• [BRIEF]: Do not carry the pictures over; copy every other part of the entries exactly.

• [SUPPLIED RECORDS]:
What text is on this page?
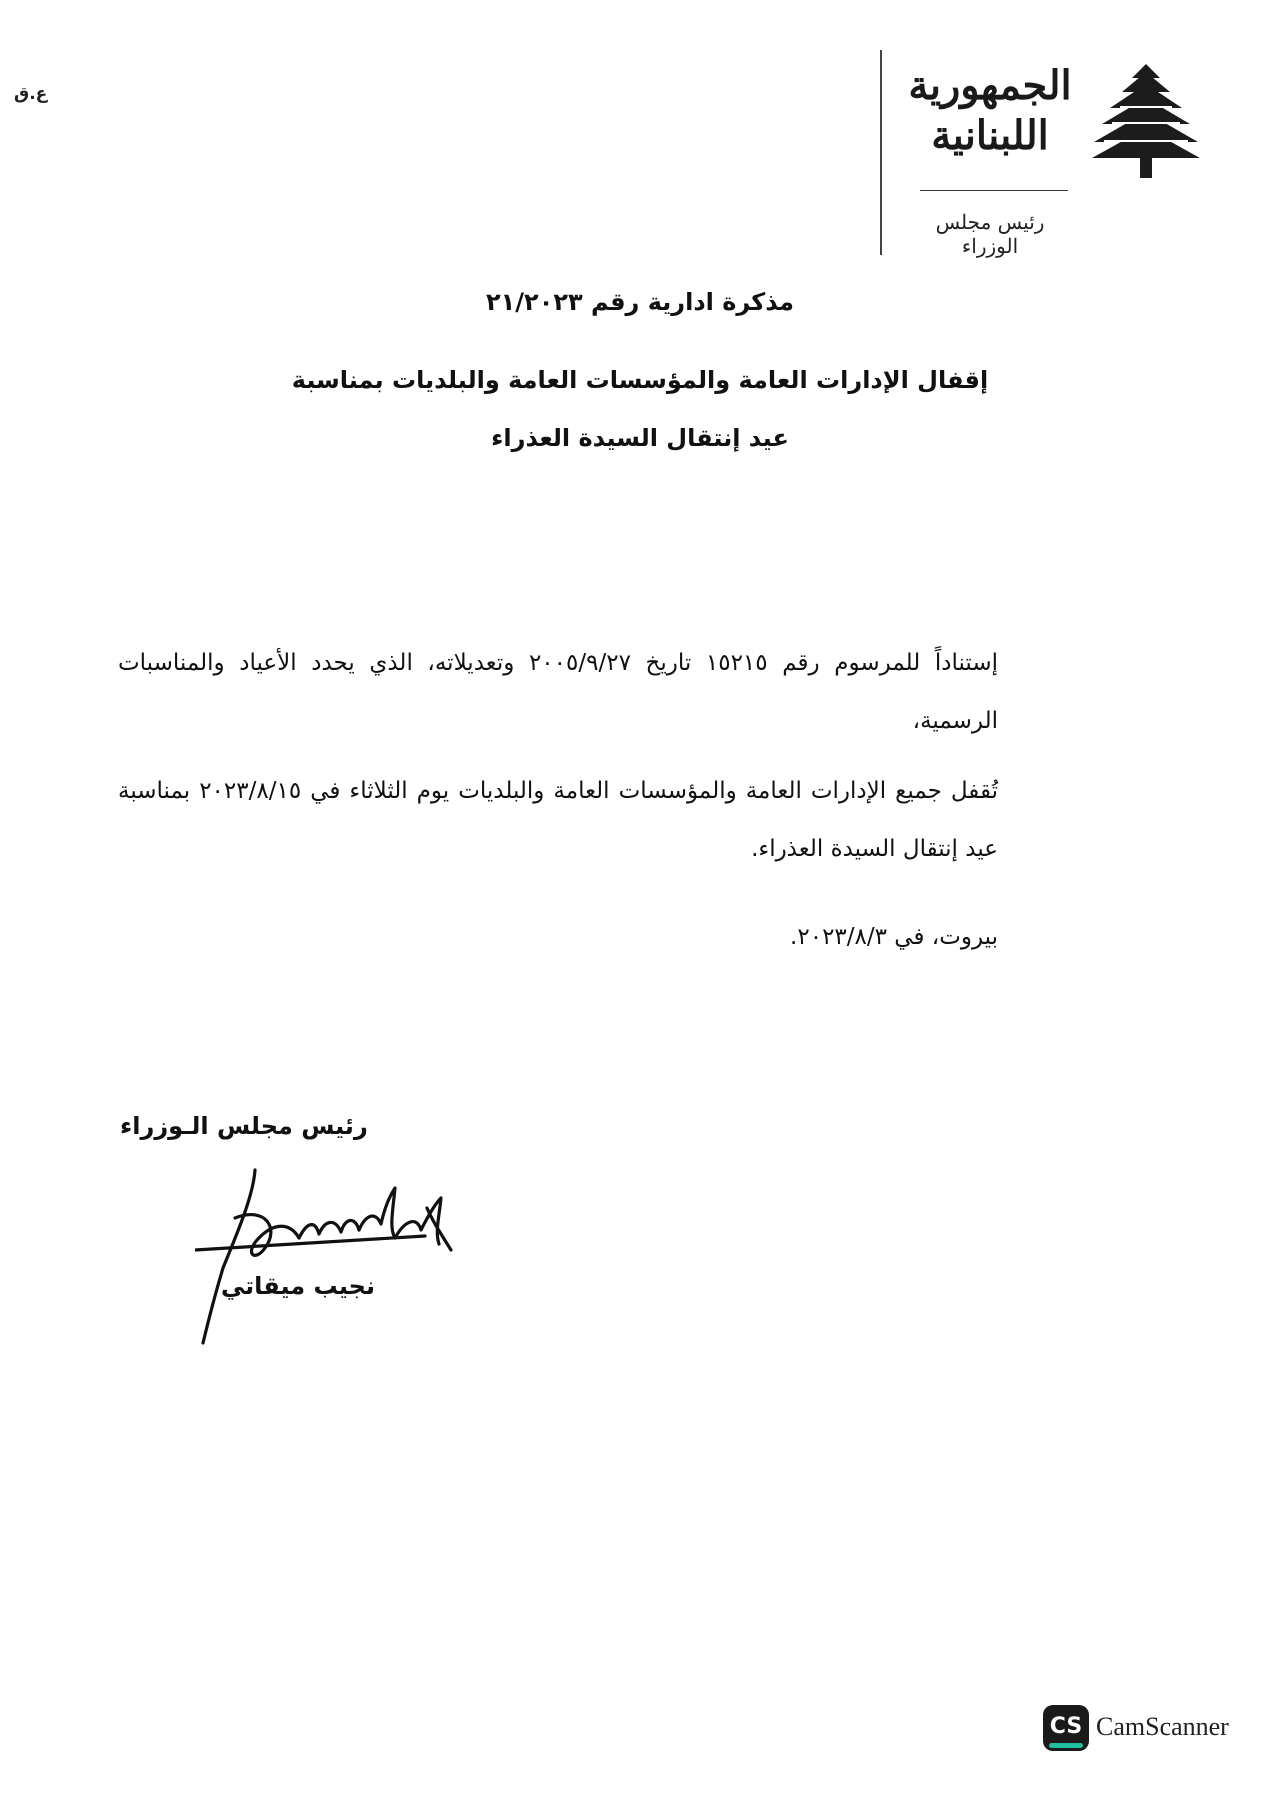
ع.ق	الجمهورية
اللبنانية
رئيس مجلس الوزراء
مذكرة ادارية رقم ٢١/٢٠٢٣
إقفال الإدارات العامة والمؤسسات العامة والبلديات بمناسبة
عيد إنتقال السيدة العذراء
إستناداً للمرسوم رقم ١٥٢١٥ تاريخ ٢٠٠٥/٩/٢٧ وتعديلاته، الذي يحدد الأعياد والمناسبات الرسمية،
تُقفل جميع الإدارات العامة والمؤسسات العامة والبلديات يوم الثلاثاء في ٢٠٢٣/٨/١٥ بمناسبة عيد إنتقال السيدة العذراء.
بيروت، في ٢٠٢٣/٨/٣.
رئيس مجلس الـوزراء
نجيب ميقاتي
CS CamScanner
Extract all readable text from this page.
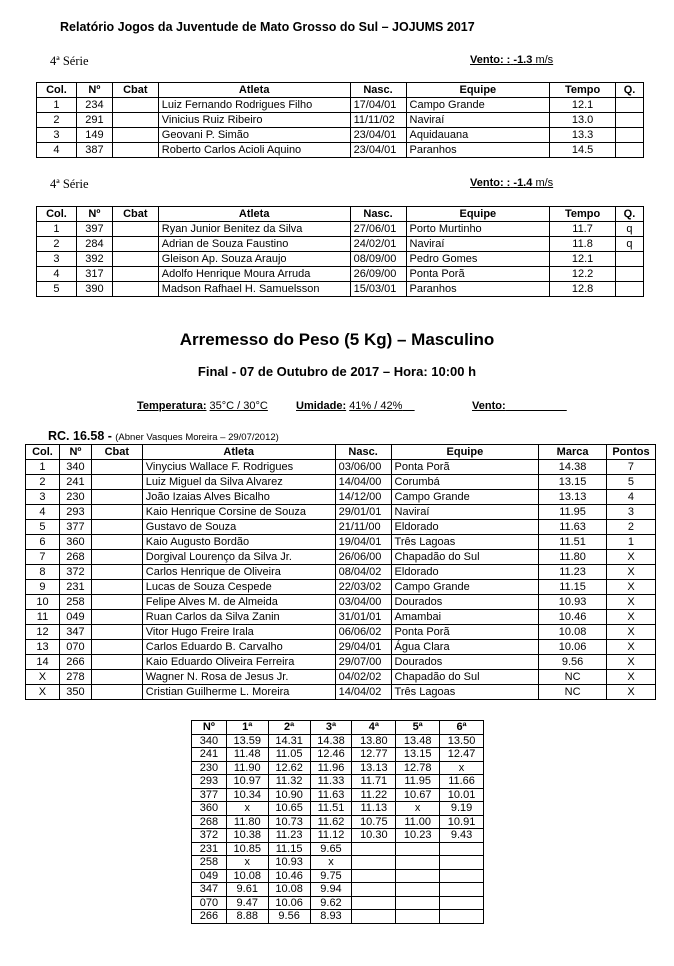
Relatório Jogos da Juventude de Mato Grosso do Sul – JOJUMS 2017
4ª Série	Vento: : -1.3 m/s
Col.	Nº	Cbat	Atleta	Nasc.	Equipe	Tempo	Q.
1	234		Luiz Fernando Rodrigues Filho	17/04/01	Campo Grande	12.1	
2	291		Vinicius Ruiz Ribeiro	11/11/02	Naviraí	13.0	
3	149		Geovani P. Simão	23/04/01	Aquidauana	13.3	
4	387		Roberto Carlos Acioli Aquino	23/04/01	Paranhos	14.5	
4ª Série	Vento: : -1.4 m/s
Col.	Nº	Cbat	Atleta	Nasc.	Equipe	Tempo	Q.
1	397		Ryan Junior Benitez da Silva	27/06/01	Porto Murtinho	11.7	q
2	284		Adrian de Souza Faustino	24/02/01	Naviraí	11.8	q
3	392		Gleison Ap. Souza Araujo	08/09/00	Pedro Gomes	12.1	
4	317		Adolfo Henrique Moura Arruda	26/09/00	Ponta Porã	12.2	
5	390		Madson Rafhael H. Samuelsson	15/03/01	Paranhos	12.8	
Arremesso do Peso (5 Kg) – Masculino
Final - 07 de Outubro de 2017 – Hora: 10:00 h
Temperatura: 35°C / 30°C	Umidade: 41% / 42%	Vento:
RC. 16.58 - (Abner Vasques Moreira – 29/07/2012)
Col.	Nº	Cbat	Atleta	Nasc.	Equipe	Marca	Pontos
1	340		Vinycius Wallace F. Rodrigues	03/06/00	Ponta Porã	14.38	7
2	241		Luiz Miguel da Silva Alvarez	14/04/00	Corumbá	13.15	5
3	230		João Izaias Alves Bicalho	14/12/00	Campo Grande	13.13	4
4	293		Kaio Henrique Corsine de Souza	29/01/01	Naviraí	11.95	3
5	377		Gustavo de Souza	21/11/00	Eldorado	11.63	2
6	360		Kaio Augusto Bordão	19/04/01	Três Lagoas	11.51	1
7	268		Dorgival Lourenço da Silva Jr.	26/06/00	Chapadão do Sul	11.80	X
8	372		Carlos Henrique de Oliveira	08/04/02	Eldorado	11.23	X
9	231		Lucas de Souza Cespede	22/03/02	Campo Grande	11.15	X
10	258		Felipe Alves M. de Almeida	03/04/00	Dourados	10.93	X
11	049		Ruan Carlos da Silva Zanin	31/01/01	Amambai	10.46	X
12	347		Vitor Hugo Freire Irala	06/06/02	Ponta Porã	10.08	X
13	070		Carlos Eduardo B. Carvalho	29/04/01	Água Clara	10.06	X
14	266		Kaio Eduardo Oliveira Ferreira	29/07/00	Dourados	9.56	X
X	278		Wagner N. Rosa de Jesus Jr.	04/02/02	Chapadão do Sul	NC	X
X	350		Cristian Guilherme L. Moreira	14/04/02	Três Lagoas	NC	X
Nº	1ª	2ª	3ª	4ª	5ª	6ª
340	13.59	14.31	14.38	13.80	13.48	13.50
241	11.48	11.05	12.46	12.77	13.15	12.47
230	11.90	12.62	11.96	13.13	12.78	x
293	10.97	11.32	11.33	11.71	11.95	11.66
377	10.34	10.90	11.63	11.22	10.67	10.01
360	x	10.65	11.51	11.13	x	9.19
268	11.80	10.73	11.62	10.75	11.00	10.91
372	10.38	11.23	11.12	10.30	10.23	9.43
231	10.85	11.15	9.65			
258	x	10.93	x			
049	10.08	10.46	9.75			
347	9.61	10.08	9.94			
070	9.47	10.06	9.62			
266	8.88	9.56	8.93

• [TASK ANSWER]:
What text is on this page?
ع.ق	الجمهورية
اللبنانية
رئيس مجلس الوزراء
مذكرة ادارية رقم ٢١/٢٠٢٣
إقفال الإدارات العامة والمؤسسات العامة والبلديات بمناسبة
عيد إنتقال السيدة العذراء
إستناداً للمرسوم رقم ١٥٢١٥ تاريخ ٢٠٠٥/٩/٢٧ وتعديلاته، الذي يحدد الأعياد والمناسبات الرسمية،
تُقفل جميع الإدارات العامة والمؤسسات العامة والبلديات يوم الثلاثاء في ٢٠٢٣/٨/١٥ بمناسبة عيد إنتقال السيدة العذراء.
بيروت، في ٢٠٢٣/٨/٣.
رئيس مجلس الـوزراء
نجيب ميقاتي
CS CamScanner
Extract all readable text from this page.
Relatório Jogos da Juventude de Mato Grosso do Sul – JOJUMS 2017
4ª Série	Vento: : -1.3 m/s
Col.	Nº	Cbat	Atleta	Nasc.	Equipe	Tempo	Q.
1	234		Luiz Fernando Rodrigues Filho	17/04/01	Campo Grande	12.1	
2	291		Vinicius Ruiz Ribeiro	11/11/02	Naviraí	13.0	
3	149		Geovani P. Simão	23/04/01	Aquidauana	13.3	
4	387		Roberto Carlos Acioli Aquino	23/04/01	Paranhos	14.5	
4ª Série	Vento: : -1.4 m/s
Col.	Nº	Cbat	Atleta	Nasc.	Equipe	Tempo	Q.
1	397		Ryan Junior Benitez da Silva	27/06/01	Porto Murtinho	11.7	q
2	284		Adrian de Souza Faustino	24/02/01	Naviraí	11.8	q
3	392		Gleison Ap. Souza Araujo	08/09/00	Pedro Gomes	12.1	
4	317		Adolfo Henrique Moura Arruda	26/09/00	Ponta Porã	12.2	
5	390		Madson Rafhael H. Samuelsson	15/03/01	Paranhos	12.8	
Arremesso do Peso (5 Kg) – Masculino
Final - 07 de Outubro de 2017 – Hora: 10:00 h
Temperatura: 35°C / 30°C	Umidade: 41% / 42%	Vento:
RC. 16.58 - (Abner Vasques Moreira – 29/07/2012)
Col.	Nº	Cbat	Atleta	Nasc.	Equipe	Marca	Pontos
1	340		Vinycius Wallace F. Rodrigues	03/06/00	Ponta Porã	14.38	7
2	241		Luiz Miguel da Silva Alvarez	14/04/00	Corumbá	13.15	5
3	230		João Izaias Alves Bicalho	14/12/00	Campo Grande	13.13	4
4	293		Kaio Henrique Corsine de Souza	29/01/01	Naviraí	11.95	3
5	377		Gustavo de Souza	21/11/00	Eldorado	11.63	2
6	360		Kaio Augusto Bordão	19/04/01	Três Lagoas	11.51	1
7	268		Dorgival Lourenço da Silva Jr.	26/06/00	Chapadão do Sul	11.80	X
8	372		Carlos Henrique de Oliveira	08/04/02	Eldorado	11.23	X
9	231		Lucas de Souza Cespede	22/03/02	Campo Grande	11.15	X
10	258		Felipe Alves M. de Almeida	03/04/00	Dourados	10.93	X
11	049		Ruan Carlos da Silva Zanin	31/01/01	Amambai	10.46	X
12	347		Vitor Hugo Freire Irala	06/06/02	Ponta Porã	10.08	X
13	070		Carlos Eduardo B. Carvalho	29/04/01	Água Clara	10.06	X
14	266		Kaio Eduardo Oliveira Ferreira	29/07/00	Dourados	9.56	X
X	278		Wagner N. Rosa de Jesus Jr.	04/02/02	Chapadão do Sul	NC	X
X	350		Cristian Guilherme L. Moreira	14/04/02	Três Lagoas	NC	X
Nº	1ª	2ª	3ª	4ª	5ª	6ª
340	13.59	14.31	14.38	13.80	13.48	13.50
241	11.48	11.05	12.46	12.77	13.15	12.47
230	11.90	12.62	11.96	13.13	12.78	x
293	10.97	11.32	11.33	11.71	11.95	11.66
377	10.34	10.90	11.63	11.22	10.67	10.01
360	x	10.65	11.51	11.13	x	9.19
268	11.80	10.73	11.62	10.75	11.00	10.91
372	10.38	11.23	11.12	10.30	10.23	9.43
231	10.85	11.15	9.65			
258	x	10.93	x			
049	10.08	10.46	9.75			
347	9.61	10.08	9.94			
070	9.47	10.06	9.62			
266	8.88	9.56	8.93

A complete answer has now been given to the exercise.